» **SOURCE**:
-----

When i was around 4, my mother read from Robert Louis Stevenson's A Child's Garden of Verses Soon I knew them by heart & then I could pick out the words. So it taught me to read & also that poetry always rhymed. Books like Little Women showed that life can have sadness as well as joy.

A talk to our high school "Future Writer's club" by the local librarian, Alice Mary Norton, introduced me to the amazing world of science fiction (she had just published her first book) & also to the fact that it was necessary for women writers to change their first names.

The book that really changed my life was Kristin Lavransdatter by Sigrid Undset. My husband & I weren't getting along too well, but we had 6 kids & life was kind of blah... & then I read "Kristin" & the same dumb things she & her husband did & how if affected her sons & their lives...
I recently read the new revised translation, but I like the old one better.

-----

» **RAW RECORDS**:

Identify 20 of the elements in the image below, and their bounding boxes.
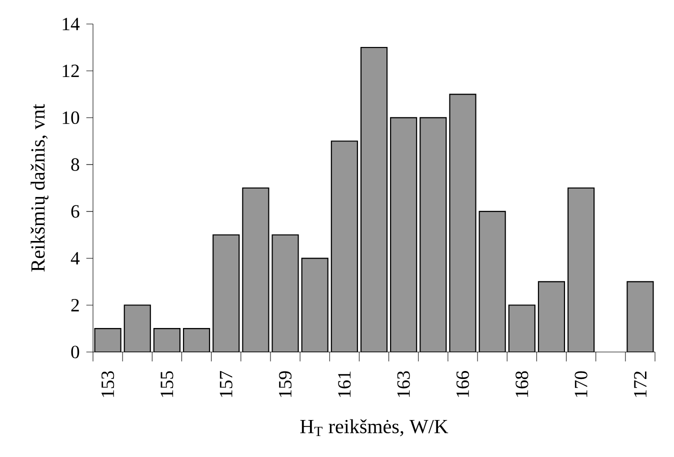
- x-tick-label: 163: [397, 371, 410, 397]
- y-tick-label: 8: [71, 158, 80, 171]
- y-tick-label: 12: [62, 64, 79, 78]
- x-tick-label: 161: [338, 372, 351, 397]
- x-tick-label: 159: [279, 371, 292, 397]
- x-tick-label: 166: [456, 371, 470, 397]
- y-tick-label: 14: [62, 18, 80, 30]
- x-axis-title: H$_{T}$ reikšmės, W/K: [300, 419, 448, 436]
- y-tick-label: 0: [71, 346, 80, 358]
- y-tick-label: 10: [62, 111, 80, 124]
- y-tick-label: 4: [70, 252, 80, 264]
- x-tick-label: 168: [516, 371, 528, 397]
- y-tick-label: 6: [71, 205, 80, 218]
- x-tick-label: 170: [574, 371, 588, 397]
- y-axis-title: Reikšmių dažnis, vnt: [30, 104, 48, 272]
- x-tick-label: 155: [160, 371, 174, 397]
- x-tick-label: 172: [634, 372, 646, 397]
- y-tick-label: 2: [71, 298, 79, 312]
- x-tick-label: 157: [220, 371, 232, 397]
- x-tick-label: 153: [102, 371, 114, 397]
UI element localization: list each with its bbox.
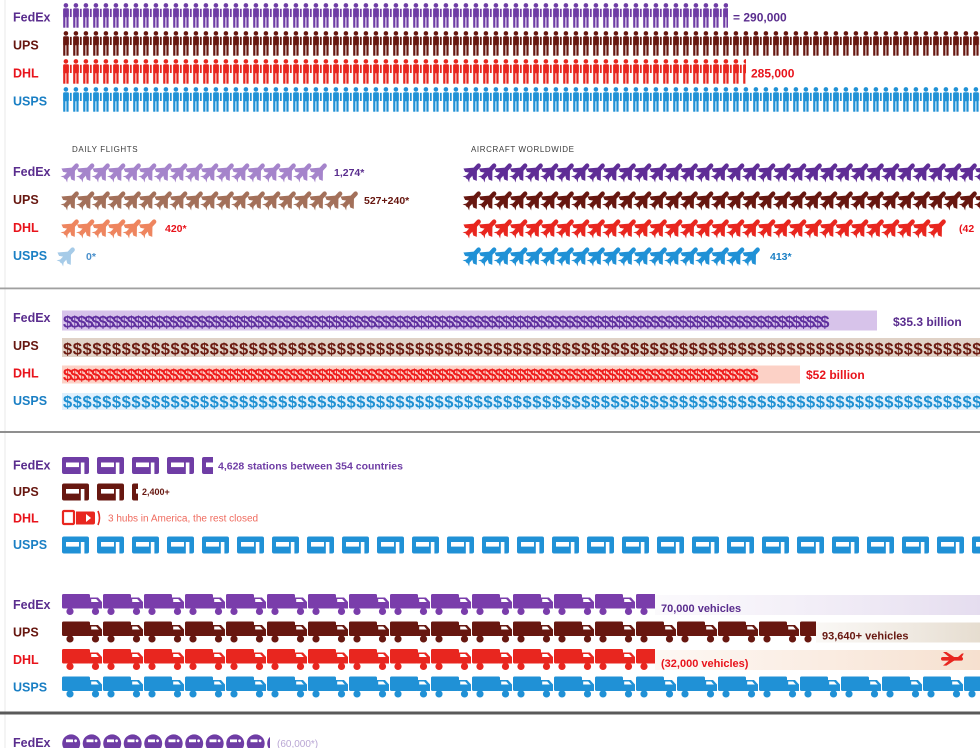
svg-text:$$$$$$$$$$$$$$$$$$$$$$$$$$$$$$: $$$$$$$$$$$$$$$$$$$$$$$$$$$$$$$$$$$$$$$$…	[63, 314, 829, 332]
svg-text:FedEx: FedEx	[13, 311, 51, 325]
svg-text:USPS: USPS	[13, 681, 47, 695]
svg-text:AIRCRAFT WORLDWIDE: AIRCRAFT WORLDWIDE	[471, 145, 575, 154]
svg-text:93,640+ vehicles: 93,640+ vehicles	[822, 631, 909, 643]
svg-text:DHL: DHL	[13, 67, 39, 81]
svg-text:FedEx: FedEx	[13, 165, 51, 179]
svg-text:USPS: USPS	[13, 394, 47, 408]
svg-text:UPS: UPS	[13, 339, 39, 353]
svg-text:FedEx: FedEx	[13, 11, 51, 25]
svg-text:2,400+: 2,400+	[142, 487, 170, 497]
svg-text:(32,000 vehicles): (32,000 vehicles)	[661, 658, 749, 670]
svg-text:FedEx: FedEx	[13, 598, 51, 612]
svg-text:3 hubs in America, the rest cl: 3 hubs in America, the rest closed	[108, 514, 258, 525]
svg-text:4,628 stations between 354 cou: 4,628 stations between 354 countries	[218, 461, 403, 473]
svg-text:DHL: DHL	[13, 367, 39, 381]
svg-text:$$$$$$$$$$$$$$$$$$$$$$$$$$$$$$: $$$$$$$$$$$$$$$$$$$$$$$$$$$$$$$$$$$$$$$$…	[63, 367, 758, 385]
svg-text:DHL: DHL	[13, 512, 39, 526]
svg-text:420*: 420*	[165, 223, 188, 235]
svg-text:DAILY FLIGHTS: DAILY FLIGHTS	[72, 145, 138, 154]
svg-text:70,000 vehicles: 70,000 vehicles	[661, 603, 741, 615]
svg-text:527+240*: 527+240*	[364, 195, 410, 207]
svg-text:$52 billion: $52 billion	[806, 368, 865, 382]
svg-text:1,274*: 1,274*	[334, 167, 365, 179]
svg-text:285,000: 285,000	[751, 67, 795, 81]
svg-text:UPS: UPS	[13, 626, 39, 640]
svg-text:$$$$$$$$$$$$$$$$$$$$$$$$$$$$$$: $$$$$$$$$$$$$$$$$$$$$$$$$$$$$$$$$$$$$$$$…	[63, 341, 980, 359]
svg-text:USPS: USPS	[13, 538, 47, 552]
svg-text:USPS: USPS	[13, 249, 47, 263]
svg-text:FedEx: FedEx	[13, 459, 51, 473]
svg-text:(42: (42	[959, 223, 974, 235]
svg-text:0*: 0*	[86, 251, 97, 263]
svg-text:$$$$$$$$$$$$$$$$$$$$$$$$$$$$$$: $$$$$$$$$$$$$$$$$$$$$$$$$$$$$$$$$$$$$$$$…	[63, 394, 980, 412]
svg-text:$35.3 billion: $35.3 billion	[893, 315, 962, 329]
svg-text:DHL: DHL	[13, 221, 39, 235]
svg-text:USPS: USPS	[13, 95, 47, 109]
svg-text:= 290,000: = 290,000	[733, 11, 787, 25]
svg-text:FedEx: FedEx	[13, 736, 51, 748]
svg-text:413*: 413*	[770, 251, 793, 263]
svg-text:UPS: UPS	[13, 39, 39, 53]
svg-text:(60,000*): (60,000*)	[277, 739, 318, 748]
svg-text:UPS: UPS	[13, 193, 39, 207]
svg-text:UPS: UPS	[13, 485, 39, 499]
svg-text:DHL: DHL	[13, 653, 39, 667]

-----

» **TASKS TO CARRY OUT**:
1. In the text about formative books, who introduced the writer to science fiction?
2. Repeat the part of the text about formative books that opens with the words containing "When i was around" and closes with "well as joy.".
3. Go on with the text about formative books, starting right after its last sentence.

» **RESPONSES IN ORDER**:
1. The local librarian, Alice Mary Norton.

2.
When i was around 4, my mother read from Robert Louis Stevenson's A Child's Garden of Verses Soon I knew them by heart & then I could pick out the words. So it taught me to read & also that poetry always rhymed. Books like Little Women showed that life can have sadness as well as joy.

3.
31bobmcconnaughey
May 14, 2010, 11:09 pm

Second be here now and add cutting through spiritual materialism.

Absences a relatively early collection of poems by James Tate was the first book of poetry that i bought that really blew me away back in the day. I just bought another used copy on Abebooks.

limits to growth the initial attempt by the Club of Rome to model global economic/environmental behavior got me out of a bar band and back into college and into my major of geography.

childhood's end and a wrinkle in time hooked me into SF in jr high.

read a lot of fantasy as a kid - E Nesbit, Eager, Tolkien, the Just So Stories, Poe - and have kept reading fantasy since then.

the coming plague Laurie Garrett.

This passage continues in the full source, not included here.